*WORK REQUIRED*.
In the copy, include every entry exactly but none of the pictures.

*Rows from a dataset*.
== == ==

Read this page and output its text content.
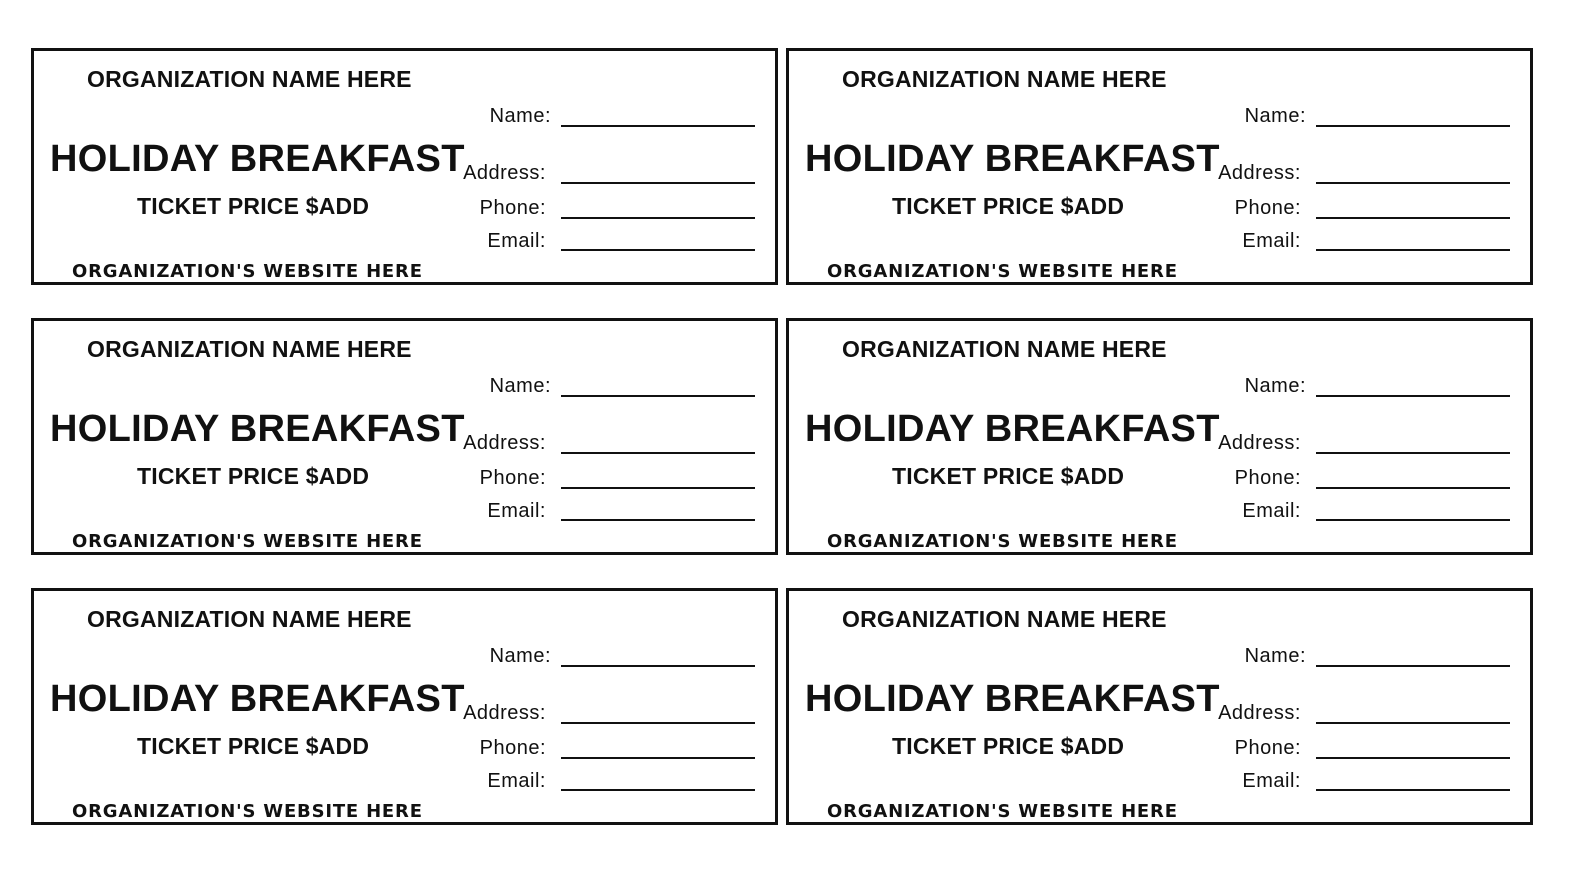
ORGANIZATION NAME HERE
HOLIDAY BREAKFAST
TICKET PRICE $ADD
ORGANIZATION'S WEBSITE HERE
Name:
Address:
Phone:
Email:
ORGANIZATION NAME HERE
HOLIDAY BREAKFAST
TICKET PRICE $ADD
ORGANIZATION'S WEBSITE HERE
Name:
Address:
Phone:
Email:
ORGANIZATION NAME HERE
HOLIDAY BREAKFAST
TICKET PRICE $ADD
ORGANIZATION'S WEBSITE HERE
Name:
Address:
Phone:
Email:
ORGANIZATION NAME HERE
HOLIDAY BREAKFAST
TICKET PRICE $ADD
ORGANIZATION'S WEBSITE HERE
Name:
Address:
Phone:
Email:
ORGANIZATION NAME HERE
HOLIDAY BREAKFAST
TICKET PRICE $ADD
ORGANIZATION'S WEBSITE HERE
Name:
Address:
Phone:
Email:
ORGANIZATION NAME HERE
HOLIDAY BREAKFAST
TICKET PRICE $ADD
ORGANIZATION'S WEBSITE HERE
Name:
Address:
Phone:
Email:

== == ==

*SOLUTION FOR THIS PROBLEM*.
Read this page and output its text content.
ORGANIZATION NAME HERE
HOLIDAY BREAKFAST
TICKET PRICE $ADD
ORGANIZATION'S WEBSITE HERE
Name:
Address:
Phone:
Email:
ORGANIZATION NAME HERE
HOLIDAY BREAKFAST
TICKET PRICE $ADD
ORGANIZATION'S WEBSITE HERE
Name:
Address:
Phone:
Email:
ORGANIZATION NAME HERE
HOLIDAY BREAKFAST
TICKET PRICE $ADD
ORGANIZATION'S WEBSITE HERE
Name:
Address:
Phone:
Email:
ORGANIZATION NAME HERE
HOLIDAY BREAKFAST
TICKET PRICE $ADD
ORGANIZATION'S WEBSITE HERE
Name:
Address:
Phone:
Email:
ORGANIZATION NAME HERE
HOLIDAY BREAKFAST
TICKET PRICE $ADD
ORGANIZATION'S WEBSITE HERE
Name:
Address:
Phone:
Email:
ORGANIZATION NAME HERE
HOLIDAY BREAKFAST
TICKET PRICE $ADD
ORGANIZATION'S WEBSITE HERE
Name:
Address:
Phone:
Email:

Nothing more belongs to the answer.